(Saved data entries)
────────────────────
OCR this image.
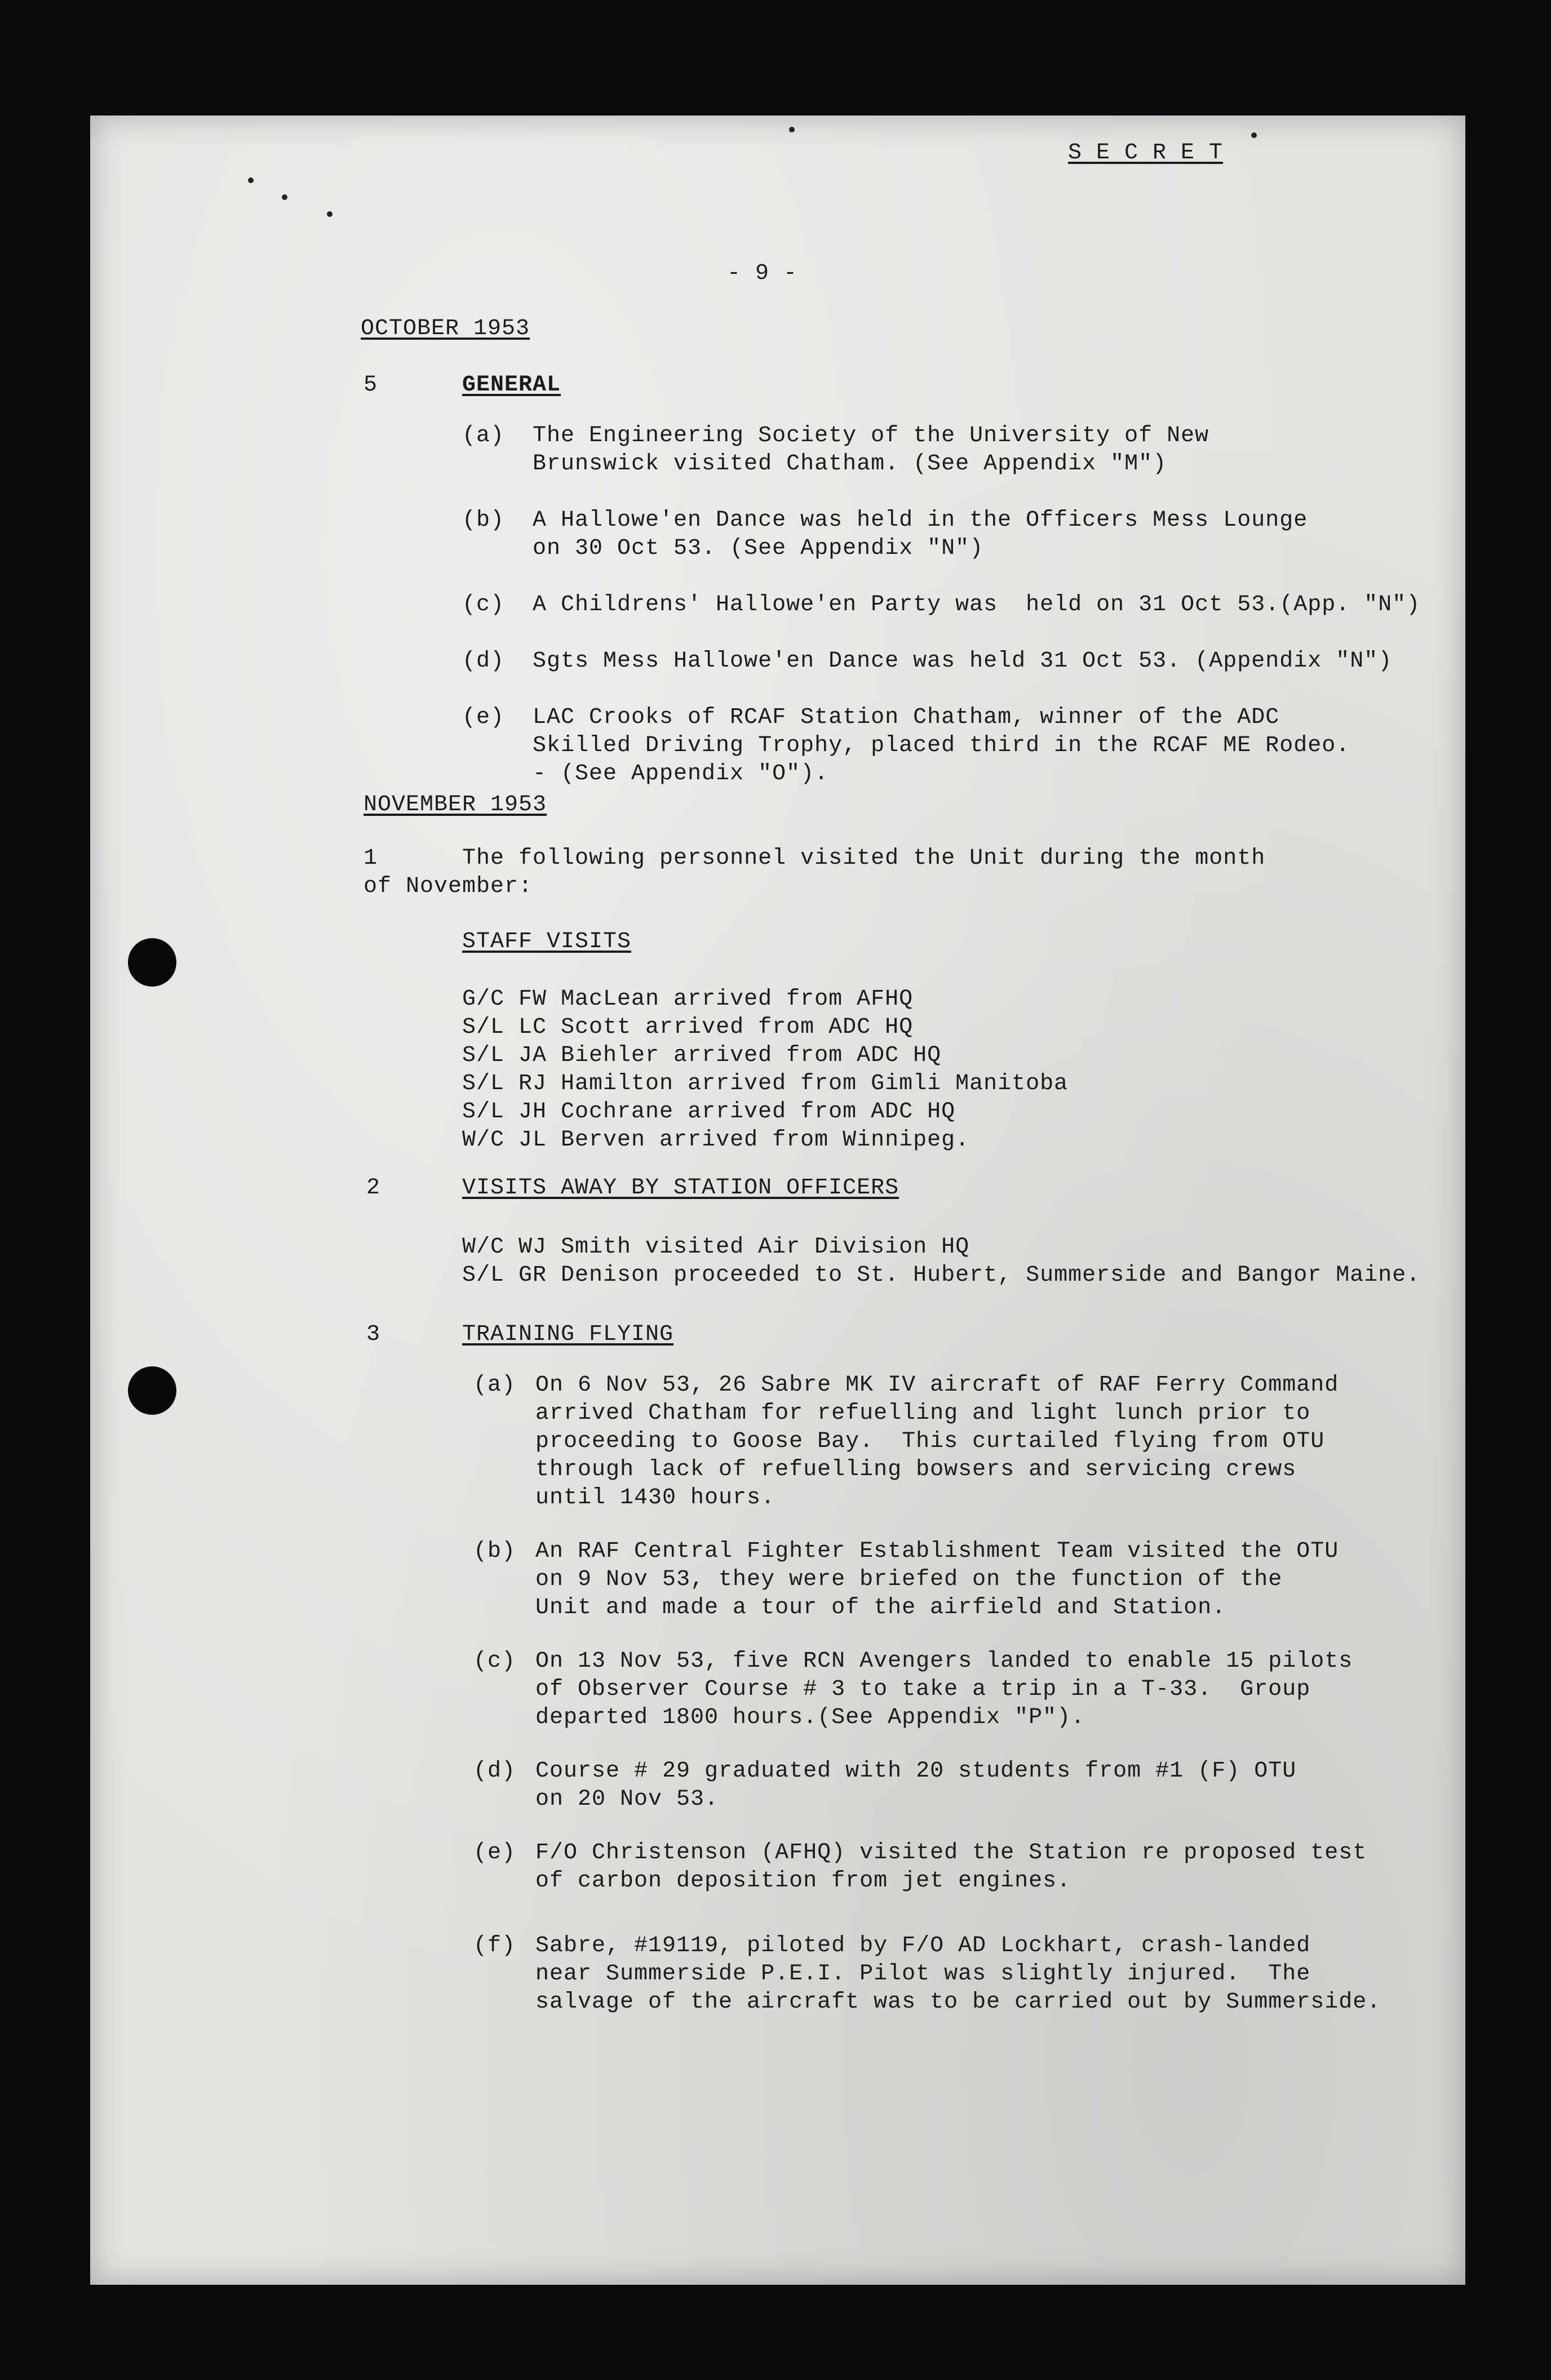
S E C R E T
- 9 -
OCTOBER 1953
5	GENERAL
(a) The Engineering Society of the University of New
Brunswick visited Chatham. (See Appendix "M")
(b) A Hallowe'en Dance was held in the Officers Mess Lounge
on 30 Oct 53. (See Appendix "N")
(c) A Childrens' Hallowe'en Party was  held on 31 Oct 53.(App. "N")
(d) Sgts Mess Hallowe'en Dance was held 31 Oct 53. (Appendix "N")
(e) LAC Crooks of RCAF Station Chatham, winner of the ADC
Skilled Driving Trophy, placed third in the RCAF ME Rodeo.
- (See Appendix "O").
NOVEMBER 1953
1	The following personnel visited the Unit during the month
of November:
STAFF VISITS
G/C FW MacLean arrived from AFHQ
S/L LC Scott arrived from ADC HQ
S/L JA Biehler arrived from ADC HQ
S/L RJ Hamilton arrived from Gimli Manitoba
S/L JH Cochrane arrived from ADC HQ
W/C JL Berven arrived from Winnipeg.
2	VISITS AWAY BY STATION OFFICERS
W/C WJ Smith visited Air Division HQ
S/L GR Denison proceeded to St. Hubert, Summerside and Bangor Maine.
3	TRAINING FLYING
(a) On 6 Nov 53, 26 Sabre MK IV aircraft of RAF Ferry Command
arrived Chatham for refuelling and light lunch prior to
proceeding to Goose Bay.  This curtailed flying from OTU
through lack of refuelling bowsers and servicing crews
until 1430 hours.
(b) An RAF Central Fighter Establishment Team visited the OTU
on 9 Nov 53, they were briefed on the function of the
Unit and made a tour of the airfield and Station.
(c) On 13 Nov 53, five RCN Avengers landed to enable 15 pilots
of Observer Course # 3 to take a trip in a T-33.  Group
departed 1800 hours.(See Appendix "P").
(d) Course # 29 graduated with 20 students from #1 (F) OTU
on 20 Nov 53.
(e) F/O Christenson (AFHQ) visited the Station re proposed test
of carbon deposition from jet engines.
(f) Sabre, #19119, piloted by F/O AD Lockhart, crash-landed
near Summerside P.E.I. Pilot was slightly injured.  The
salvage of the aircraft was to be carried out by Summerside.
────────────────────
# Given request:
Go through the listing above and return every line where the word "visited" occurs.

# Full output:
Brunswick visited Chatham. (See Appendix "M")
1	The following personnel visited the Unit during the month
W/C WJ Smith visited Air Division HQ
(b) An RAF Central Fighter Establishment Team visited the OTU
(e) F/O Christenson (AFHQ) visited the Station re proposed test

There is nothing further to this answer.